▶ [Textauszug]:
# # # # #

Auch in der DDR gab es Fremdarbeiter. Sie kamen aus sozialistischen Bruderstaaten der Dritten Welt. Zwischen 1979 und 1989 lebten 20'000 Moçambiquaner – unter zum Teil kuriosen Lebensbedingungen – in der DDR. In ihrer preisgekrönten Graphic Novel «Madgermanes» rollt Birgit Weyhe ihre Geschichte auf.

Man versprach ihnen eine Ausbildung – sie erhielten nur Hilfsjobs, nach 17 Uhr mussten sie in ihren Wohnheimen bleiben, schwangere Frauen mussten abtreiben oder wurden zurückgeschickt, und die Hälfte ihres Lohns wurde nach Moçambique überwiesen, um ihre spätere Rückkehr in die Heimat sicherzustellen. So lebten in den 1980er Jahren die rund 20'000 «Madgermanes» genannten moçambiquanischen Vertragsarbeiter im sozialistischen Bruderland DDR.

# # # # #

▶ [Datensätze]:

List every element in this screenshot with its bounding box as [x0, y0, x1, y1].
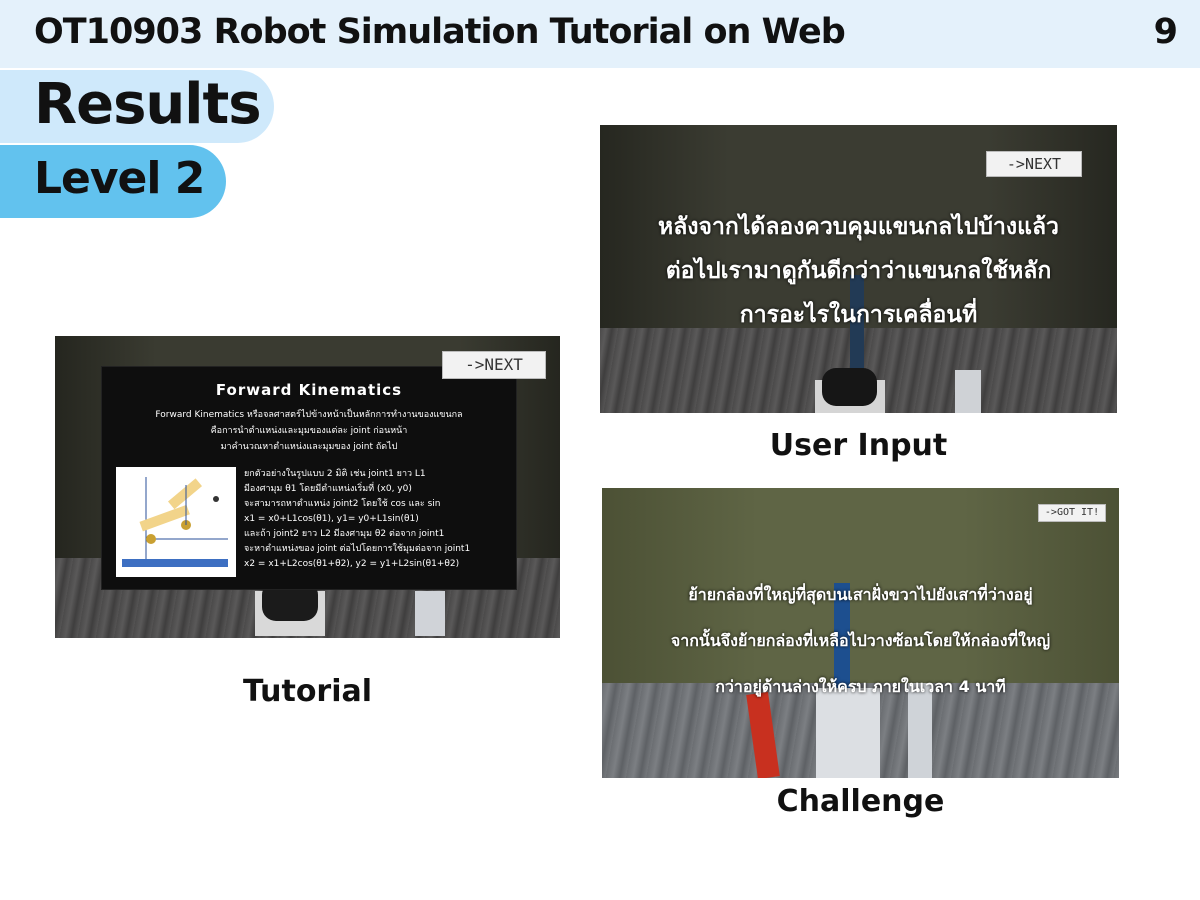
tutorial-caption: Tutorial — [242, 674, 373, 709]
pillar — [955, 370, 981, 413]
header-bar: OT10903 Robot Simulation Tutorial on Web… — [0, 0, 1200, 68]
challenge-line: ย้ายกล่องที่ใหญ่ที่สุดบนเสาฝั่งขวาไปยังเ… — [688, 585, 1033, 604]
formula-line: ยกตัวอย่างในรูปแบบ 2 มิติ เช่น joint1 ยา… — [244, 469, 426, 479]
results-pill: Results — [0, 70, 274, 143]
panel-formulas: ยกตัวอย่างในรูปแบบ 2 มิติ เช่น joint1 ยา… — [244, 467, 510, 572]
challenge-line: จากนั้นจึงย้ายกล่องที่เหลือไปวางซ้อนโดยใ… — [670, 631, 1051, 650]
kinematics-diagram-svg — [122, 477, 228, 567]
page-number: 9 — [1153, 12, 1178, 52]
user-input-screenshot: ->NEXT หลังจากได้ลองควบคุมแขนกลไปบ้างแล้… — [600, 125, 1117, 413]
formula-line: x1 = x0+L1cos(θ1), y1= y0+L1sin(θ1) — [244, 514, 419, 524]
panel-description: Forward Kinematics หรือจลศาสตร์ไปข้างหน้… — [112, 407, 506, 455]
panel-description-line: คือการนำตำแหน่งและมุมของแต่ละ joint ก่อน… — [210, 426, 408, 436]
panel-description-line: Forward Kinematics หรือจลศาสตร์ไปข้างหน้… — [155, 410, 463, 420]
formula-line: มีองศามุม θ1 โดยมีตำแหน่งเริ่มที่ (x0, y… — [244, 484, 412, 494]
formula-line: x2 = x1+L2cos(θ1+θ2), y2 = y1+L2sin(θ1+θ… — [244, 559, 460, 569]
next-button[interactable]: ->NEXT — [442, 351, 546, 379]
tutorial-panel: Forward Kinematics Forward Kinematics หร… — [101, 366, 517, 590]
formula-line: จะสามารถหาตำแหน่ง joint2 โดยใช้ cos และ … — [244, 499, 441, 509]
level-pill: Level 2 — [0, 145, 226, 218]
user-input-caption: User Input — [769, 428, 948, 463]
challenge-caption: Challenge — [776, 784, 945, 819]
pillar — [415, 591, 445, 636]
robot-body — [822, 368, 877, 406]
instruction-line: ต่อไปเรามาดูกันดีกว่าว่าแขนกลใช้หลัก — [665, 258, 1052, 284]
challenge-screenshot: ->GOT IT! ย้ายกล่องที่ใหญ่ที่สุดบนเสาฝั่… — [602, 488, 1119, 778]
kinematics-diagram — [116, 467, 236, 577]
next-button[interactable]: ->NEXT — [986, 151, 1082, 177]
instruction-line: การอะไรในการเคลื่อนที่ — [739, 302, 978, 328]
panel-description-line: มาคำนวณหาตำแหน่งและมุมของ joint ถัดไป — [220, 442, 398, 452]
challenge-text: ย้ายกล่องที่ใหญ่ที่สุดบนเสาฝั่งขวาไปยังเ… — [602, 572, 1119, 710]
tutorial-screenshot: Forward Kinematics Forward Kinematics หร… — [55, 336, 560, 638]
challenge-line: กว่าอยู่ด้านล่างให้ครบ ภายในเวลา 4 นาที — [715, 677, 1006, 696]
level-label: Level 2 — [34, 153, 205, 204]
formula-line: จะหาตำแหน่งของ joint ต่อไปโดยการใช้มุมต่… — [244, 544, 471, 554]
panel-title: Forward Kinematics — [215, 381, 403, 399]
slide-title: OT10903 Robot Simulation Tutorial on Web — [34, 12, 846, 52]
results-label: Results — [34, 72, 262, 137]
formula-line: และถ้า joint2 ยาว L2 มีองศามุม θ2 ต่อจาก… — [244, 529, 445, 539]
instruction-text: หลังจากได้ลองควบคุมแขนกลไปบ้างแล้ว ต่อไป… — [600, 205, 1117, 337]
instruction-line: หลังจากได้ลองควบคุมแขนกลไปบ้างแล้ว — [658, 214, 1059, 240]
got-it-button[interactable]: ->GOT IT! — [1038, 504, 1106, 522]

# # # # #

▶ [Aufgaben]:
1/ Ab welcher Uhrzeit mussten die Vertragsarbeiter laut dem Text über die Moçambiquaner in der DDR in ihren Wohnheimen bleiben?
2/ Schreibe den Text über die moçambiquanischen Vertragsarbeiter in der DDR weiter.
Die Auflistung steht in keinem Zusammenhang mit dem Textauszug.

▶ [Lösungen]:
1/ Ab 17 Uhr.

2/
«Alle sind mit der Verheissung aufgebrochen, dass sie ins Paradies kommen und etwas lernen, und komischerweise sind alle im Winter angekommen», sagt Birgit Weyhe, eine 1969 geborene deutsche Comic-Autorin, die in Afrika aufgewachsen ist und erst mit 19 nach Deutschland zurückkehrte. Deshalb kann sie die ersten Eindrücke der Moçambiquaner bestens nachvollziehen: «Alles war grau und kalt, und die Deutschen waren verschlossen. Sie wollten sofort wieder zurück, doch hatten sie für vier Jahre unterschrieben und würden Jobs machen, die sie gar nicht wollten.»

José, Basilio und Anabella

Es ist ein eigenartiges Kapitel aus der Geschichte der untergehenden DDR, das Birgit Weyhe in «Madgermanes» aufrollt, und wie in vielen DDR-Geschichten liegen Tragik und Absurdität nahe beieinander.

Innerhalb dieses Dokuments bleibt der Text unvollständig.